-------- Provided records --------
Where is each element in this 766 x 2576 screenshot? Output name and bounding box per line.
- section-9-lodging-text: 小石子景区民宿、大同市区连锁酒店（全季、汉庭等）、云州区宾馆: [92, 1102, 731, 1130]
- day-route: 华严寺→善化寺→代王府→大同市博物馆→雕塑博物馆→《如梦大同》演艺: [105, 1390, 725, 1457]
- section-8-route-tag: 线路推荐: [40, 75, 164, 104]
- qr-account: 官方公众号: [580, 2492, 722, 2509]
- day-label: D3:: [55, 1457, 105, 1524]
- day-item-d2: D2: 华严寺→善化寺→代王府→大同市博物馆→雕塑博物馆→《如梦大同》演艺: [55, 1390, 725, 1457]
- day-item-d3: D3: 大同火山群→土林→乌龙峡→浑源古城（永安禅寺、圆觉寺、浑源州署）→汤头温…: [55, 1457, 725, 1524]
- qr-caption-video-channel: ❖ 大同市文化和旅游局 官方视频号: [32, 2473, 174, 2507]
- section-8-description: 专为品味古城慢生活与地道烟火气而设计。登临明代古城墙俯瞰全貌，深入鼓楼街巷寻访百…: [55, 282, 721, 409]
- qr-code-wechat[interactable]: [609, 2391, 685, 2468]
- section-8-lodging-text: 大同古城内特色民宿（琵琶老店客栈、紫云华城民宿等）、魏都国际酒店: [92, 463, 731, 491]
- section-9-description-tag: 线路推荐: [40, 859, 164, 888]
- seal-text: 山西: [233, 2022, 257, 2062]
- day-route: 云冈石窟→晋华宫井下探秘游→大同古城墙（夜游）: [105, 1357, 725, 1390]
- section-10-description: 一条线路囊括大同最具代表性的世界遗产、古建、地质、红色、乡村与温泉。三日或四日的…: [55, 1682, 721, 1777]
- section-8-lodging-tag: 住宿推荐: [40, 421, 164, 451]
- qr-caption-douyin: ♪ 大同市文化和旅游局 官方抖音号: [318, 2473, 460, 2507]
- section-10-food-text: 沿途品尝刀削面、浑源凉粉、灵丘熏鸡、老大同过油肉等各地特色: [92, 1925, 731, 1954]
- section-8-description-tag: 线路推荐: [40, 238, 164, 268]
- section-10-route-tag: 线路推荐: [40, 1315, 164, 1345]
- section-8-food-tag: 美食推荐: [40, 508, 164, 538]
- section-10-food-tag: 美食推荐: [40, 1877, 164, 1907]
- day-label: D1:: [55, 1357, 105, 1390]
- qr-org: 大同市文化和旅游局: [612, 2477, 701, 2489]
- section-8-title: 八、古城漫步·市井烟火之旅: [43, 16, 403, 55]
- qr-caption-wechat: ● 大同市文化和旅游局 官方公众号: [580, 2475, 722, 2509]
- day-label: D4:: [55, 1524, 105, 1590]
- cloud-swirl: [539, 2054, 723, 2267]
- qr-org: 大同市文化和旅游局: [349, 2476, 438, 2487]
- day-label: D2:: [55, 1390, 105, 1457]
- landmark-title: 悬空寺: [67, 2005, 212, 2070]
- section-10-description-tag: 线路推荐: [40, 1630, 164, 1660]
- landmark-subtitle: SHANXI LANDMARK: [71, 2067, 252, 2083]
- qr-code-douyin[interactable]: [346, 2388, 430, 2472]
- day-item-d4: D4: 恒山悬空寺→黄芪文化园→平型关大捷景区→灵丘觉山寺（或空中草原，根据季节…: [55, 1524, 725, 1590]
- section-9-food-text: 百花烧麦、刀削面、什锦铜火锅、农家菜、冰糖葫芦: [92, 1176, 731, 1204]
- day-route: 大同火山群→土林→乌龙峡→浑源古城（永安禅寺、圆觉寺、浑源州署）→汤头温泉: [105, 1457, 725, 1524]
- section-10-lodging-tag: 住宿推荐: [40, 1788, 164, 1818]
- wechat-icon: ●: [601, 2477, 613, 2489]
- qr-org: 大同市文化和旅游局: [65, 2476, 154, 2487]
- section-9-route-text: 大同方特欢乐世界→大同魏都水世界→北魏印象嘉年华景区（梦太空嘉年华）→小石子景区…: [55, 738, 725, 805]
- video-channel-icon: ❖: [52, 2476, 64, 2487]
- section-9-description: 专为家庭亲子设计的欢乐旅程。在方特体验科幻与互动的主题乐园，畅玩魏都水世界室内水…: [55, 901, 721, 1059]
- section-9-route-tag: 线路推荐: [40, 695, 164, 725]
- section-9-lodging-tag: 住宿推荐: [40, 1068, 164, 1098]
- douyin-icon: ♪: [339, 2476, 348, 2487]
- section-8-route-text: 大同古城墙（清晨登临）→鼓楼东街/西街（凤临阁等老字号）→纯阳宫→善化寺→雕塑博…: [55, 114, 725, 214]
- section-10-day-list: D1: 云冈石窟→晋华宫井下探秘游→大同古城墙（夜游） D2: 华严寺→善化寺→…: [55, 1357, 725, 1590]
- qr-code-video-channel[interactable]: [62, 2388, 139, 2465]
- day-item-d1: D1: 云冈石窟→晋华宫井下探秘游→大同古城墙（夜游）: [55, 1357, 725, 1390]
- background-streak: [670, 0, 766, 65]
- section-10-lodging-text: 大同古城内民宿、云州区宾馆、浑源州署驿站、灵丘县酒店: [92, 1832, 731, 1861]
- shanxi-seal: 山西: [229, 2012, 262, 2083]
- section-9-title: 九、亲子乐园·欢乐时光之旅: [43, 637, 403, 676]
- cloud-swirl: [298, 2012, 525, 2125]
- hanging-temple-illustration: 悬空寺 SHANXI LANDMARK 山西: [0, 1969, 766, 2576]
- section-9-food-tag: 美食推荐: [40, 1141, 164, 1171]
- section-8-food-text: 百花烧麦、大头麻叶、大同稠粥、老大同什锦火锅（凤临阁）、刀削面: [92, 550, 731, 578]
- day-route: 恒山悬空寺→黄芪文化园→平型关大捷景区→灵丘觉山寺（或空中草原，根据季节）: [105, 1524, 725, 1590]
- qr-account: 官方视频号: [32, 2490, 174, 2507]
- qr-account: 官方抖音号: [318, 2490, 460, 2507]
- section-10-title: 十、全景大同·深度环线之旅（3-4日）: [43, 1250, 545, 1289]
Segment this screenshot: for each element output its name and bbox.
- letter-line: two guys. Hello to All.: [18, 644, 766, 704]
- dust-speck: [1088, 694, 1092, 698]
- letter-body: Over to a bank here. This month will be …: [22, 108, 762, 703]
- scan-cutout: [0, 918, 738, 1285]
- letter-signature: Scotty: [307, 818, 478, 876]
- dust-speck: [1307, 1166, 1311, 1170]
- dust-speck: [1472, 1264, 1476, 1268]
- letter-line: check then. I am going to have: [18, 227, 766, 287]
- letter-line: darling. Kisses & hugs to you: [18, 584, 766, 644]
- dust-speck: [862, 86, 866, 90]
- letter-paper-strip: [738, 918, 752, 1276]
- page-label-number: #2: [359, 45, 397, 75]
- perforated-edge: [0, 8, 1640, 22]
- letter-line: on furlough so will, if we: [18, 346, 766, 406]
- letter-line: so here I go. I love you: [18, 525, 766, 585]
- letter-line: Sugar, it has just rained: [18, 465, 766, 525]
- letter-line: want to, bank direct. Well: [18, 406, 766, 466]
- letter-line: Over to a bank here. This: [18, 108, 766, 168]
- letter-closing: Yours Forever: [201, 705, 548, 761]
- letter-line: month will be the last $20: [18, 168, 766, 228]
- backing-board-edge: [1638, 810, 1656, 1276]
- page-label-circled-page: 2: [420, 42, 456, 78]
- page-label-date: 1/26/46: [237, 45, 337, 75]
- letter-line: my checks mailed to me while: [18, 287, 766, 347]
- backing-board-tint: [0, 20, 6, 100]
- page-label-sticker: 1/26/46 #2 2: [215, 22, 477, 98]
--------
▸ Instruction: Copy out the material in full, changing every "letter-line" to "text-line" and leaving everything else untouched.

▸ Solution for this task:
Where is each element in this 766 x 2576 screenshot? Output name and bounding box per line.
- section-9-lodging-text: 小石子景区民宿、大同市区连锁酒店（全季、汉庭等）、云州区宾馆: [92, 1102, 731, 1130]
- day-route: 华严寺→善化寺→代王府→大同市博物馆→雕塑博物馆→《如梦大同》演艺: [105, 1390, 725, 1457]
- section-8-route-tag: 线路推荐: [40, 75, 164, 104]
- qr-account: 官方公众号: [580, 2492, 722, 2509]
- day-label: D3:: [55, 1457, 105, 1524]
- day-item-d2: D2: 华严寺→善化寺→代王府→大同市博物馆→雕塑博物馆→《如梦大同》演艺: [55, 1390, 725, 1457]
- day-item-d3: D3: 大同火山群→土林→乌龙峡→浑源古城（永安禅寺、圆觉寺、浑源州署）→汤头温…: [55, 1457, 725, 1524]
- qr-caption-video-channel: ❖ 大同市文化和旅游局 官方视频号: [32, 2473, 174, 2507]
- section-8-description: 专为品味古城慢生活与地道烟火气而设计。登临明代古城墙俯瞰全貌，深入鼓楼街巷寻访百…: [55, 282, 721, 409]
- qr-code-wechat[interactable]: [609, 2391, 685, 2468]
- section-8-lodging-text: 大同古城内特色民宿（琵琶老店客栈、紫云华城民宿等）、魏都国际酒店: [92, 463, 731, 491]
- section-9-description-tag: 线路推荐: [40, 859, 164, 888]
- seal-text: 山西: [233, 2022, 257, 2062]
- day-route: 云冈石窟→晋华宫井下探秘游→大同古城墙（夜游）: [105, 1357, 725, 1390]
- section-10-description: 一条线路囊括大同最具代表性的世界遗产、古建、地质、红色、乡村与温泉。三日或四日的…: [55, 1682, 721, 1777]
- section-8-lodging-tag: 住宿推荐: [40, 421, 164, 451]
- qr-caption-douyin: ♪ 大同市文化和旅游局 官方抖音号: [318, 2473, 460, 2507]
- section-10-food-text: 沿途品尝刀削面、浑源凉粉、灵丘熏鸡、老大同过油肉等各地特色: [92, 1925, 731, 1954]
- section-8-description-tag: 线路推荐: [40, 238, 164, 268]
- section-10-route-tag: 线路推荐: [40, 1315, 164, 1345]
- section-8-food-tag: 美食推荐: [40, 508, 164, 538]
- section-10-food-tag: 美食推荐: [40, 1877, 164, 1907]
- day-label: D1:: [55, 1357, 105, 1390]
- qr-org: 大同市文化和旅游局: [612, 2477, 701, 2489]
- section-8-title: 八、古城漫步·市井烟火之旅: [43, 16, 403, 55]
- qr-caption-wechat: ● 大同市文化和旅游局 官方公众号: [580, 2475, 722, 2509]
- day-label: D4:: [55, 1524, 105, 1590]
- cloud-swirl: [539, 2054, 723, 2267]
- qr-org: 大同市文化和旅游局: [349, 2476, 438, 2487]
- day-label: D2:: [55, 1390, 105, 1457]
- landmark-title: 悬空寺: [67, 2005, 212, 2070]
- section-10-description-tag: 线路推荐: [40, 1630, 164, 1660]
- landmark-subtitle: SHANXI LANDMARK: [71, 2067, 252, 2083]
- qr-code-douyin[interactable]: [346, 2388, 430, 2472]
- day-item-d4: D4: 恒山悬空寺→黄芪文化园→平型关大捷景区→灵丘觉山寺（或空中草原，根据季节…: [55, 1524, 725, 1590]
- section-9-food-text: 百花烧麦、刀削面、什锦铜火锅、农家菜、冰糖葫芦: [92, 1176, 731, 1204]
- day-route: 大同火山群→土林→乌龙峡→浑源古城（永安禅寺、圆觉寺、浑源州署）→汤头温泉: [105, 1457, 725, 1524]
- section-10-lodging-tag: 住宿推荐: [40, 1788, 164, 1818]
- wechat-icon: ●: [601, 2477, 613, 2489]
- qr-org: 大同市文化和旅游局: [65, 2476, 154, 2487]
- section-9-route-text: 大同方特欢乐世界→大同魏都水世界→北魏印象嘉年华景区（梦太空嘉年华）→小石子景区…: [55, 738, 725, 805]
- video-channel-icon: ❖: [52, 2476, 64, 2487]
- section-9-description: 专为家庭亲子设计的欢乐旅程。在方特体验科幻与互动的主题乐园，畅玩魏都水世界室内水…: [55, 901, 721, 1059]
- section-9-route-tag: 线路推荐: [40, 695, 164, 725]
- section-9-lodging-tag: 住宿推荐: [40, 1068, 164, 1098]
- douyin-icon: ♪: [339, 2476, 348, 2487]
- section-8-route-text: 大同古城墙（清晨登临）→鼓楼东街/西街（凤临阁等老字号）→纯阳宫→善化寺→雕塑博…: [55, 114, 725, 214]
- section-10-day-list: D1: 云冈石窟→晋华宫井下探秘游→大同古城墙（夜游） D2: 华严寺→善化寺→…: [55, 1357, 725, 1590]
- qr-code-video-channel[interactable]: [62, 2388, 139, 2465]
- day-item-d1: D1: 云冈石窟→晋华宫井下探秘游→大同古城墙（夜游）: [55, 1357, 725, 1390]
- background-streak: [670, 0, 766, 65]
- section-10-lodging-text: 大同古城内民宿、云州区宾馆、浑源州署驿站、灵丘县酒店: [92, 1832, 731, 1861]
- shanxi-seal: 山西: [229, 2012, 262, 2083]
- section-9-title: 九、亲子乐园·欢乐时光之旅: [43, 637, 403, 676]
- cloud-swirl: [298, 2012, 525, 2125]
- hanging-temple-illustration: 悬空寺 SHANXI LANDMARK 山西: [0, 1969, 766, 2576]
- section-9-food-tag: 美食推荐: [40, 1141, 164, 1171]
- section-8-food-text: 百花烧麦、大头麻叶、大同稠粥、老大同什锦火锅（凤临阁）、刀削面: [92, 550, 731, 578]
- day-route: 恒山悬空寺→黄芪文化园→平型关大捷景区→灵丘觉山寺（或空中草原，根据季节）: [105, 1524, 725, 1590]
- qr-account: 官方视频号: [32, 2490, 174, 2507]
- qr-account: 官方抖音号: [318, 2490, 460, 2507]
- section-10-title: 十、全景大同·深度环线之旅（3-4日）: [43, 1250, 545, 1289]
Segment this screenshot: for each element output its name and bbox.
- text-line: two guys. Hello to All.: [18, 644, 766, 704]
- dust-speck: [1088, 694, 1092, 698]
- letter-body: Over to a bank here. This month will be …: [22, 108, 762, 703]
- scan-cutout: [0, 918, 738, 1285]
- letter-signature: Scotty: [307, 818, 478, 876]
- dust-speck: [1307, 1166, 1311, 1170]
- dust-speck: [1472, 1264, 1476, 1268]
- text-line: check then. I am going to have: [18, 227, 766, 287]
- text-line: darling. Kisses & hugs to you: [18, 584, 766, 644]
- dust-speck: [862, 86, 866, 90]
- letter-paper-strip: [738, 918, 752, 1276]
- page-label-number: #2: [359, 45, 397, 75]
- perforated-edge: [0, 8, 1640, 22]
- text-line: on furlough so will, if we: [18, 346, 766, 406]
- text-line: so here I go. I love you: [18, 525, 766, 585]
- text-line: Sugar, it has just rained: [18, 465, 766, 525]
- text-line: want to, bank direct. Well: [18, 406, 766, 466]
- text-line: Over to a bank here. This: [18, 108, 766, 168]
- letter-closing: Yours Forever: [201, 705, 548, 761]
- text-line: month will be the last $20: [18, 168, 766, 228]
- backing-board-edge: [1638, 810, 1656, 1276]
- page-label-circled-page: 2: [420, 42, 456, 78]
- page-label-date: 1/26/46: [237, 45, 337, 75]
- text-line: my checks mailed to me while: [18, 287, 766, 347]
- backing-board-tint: [0, 20, 6, 100]
- page-label-sticker: 1/26/46 #2 2: [215, 22, 477, 98]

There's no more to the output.